Records supplied =>
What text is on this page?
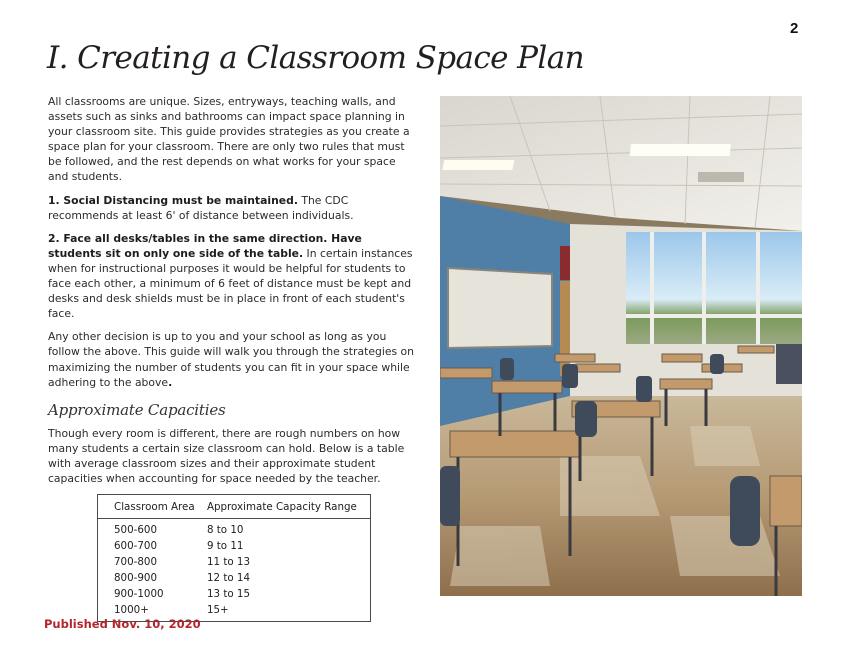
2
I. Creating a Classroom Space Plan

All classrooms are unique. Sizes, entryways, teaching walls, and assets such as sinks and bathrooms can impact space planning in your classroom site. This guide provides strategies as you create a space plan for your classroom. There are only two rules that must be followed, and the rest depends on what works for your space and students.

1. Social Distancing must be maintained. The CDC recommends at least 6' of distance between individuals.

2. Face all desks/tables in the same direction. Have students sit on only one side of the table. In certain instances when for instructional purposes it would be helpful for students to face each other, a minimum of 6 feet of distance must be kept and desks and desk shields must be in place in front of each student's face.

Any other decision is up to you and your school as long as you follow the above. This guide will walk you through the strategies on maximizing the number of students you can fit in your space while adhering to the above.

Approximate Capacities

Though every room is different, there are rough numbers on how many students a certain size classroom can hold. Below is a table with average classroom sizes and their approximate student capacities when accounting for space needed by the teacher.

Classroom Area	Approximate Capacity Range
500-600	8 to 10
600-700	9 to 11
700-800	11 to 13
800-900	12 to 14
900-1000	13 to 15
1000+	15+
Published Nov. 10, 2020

Challenge => Collect every line above that contains the word "other".

Exercise response =>
2. Face all desks/tables in the same direction. Have students sit on only one side of the table. In certain instances when for instructional purposes it would be helpful for students to face each other, a minimum of 6 feet of distance must be kept and desks and desk shields must be in place in front of each student's face.
Any other decision is up to you and your school as long as you follow the above. This guide will walk you through the strategies on maximizing the number of students you can fit in your space while adhering to the above.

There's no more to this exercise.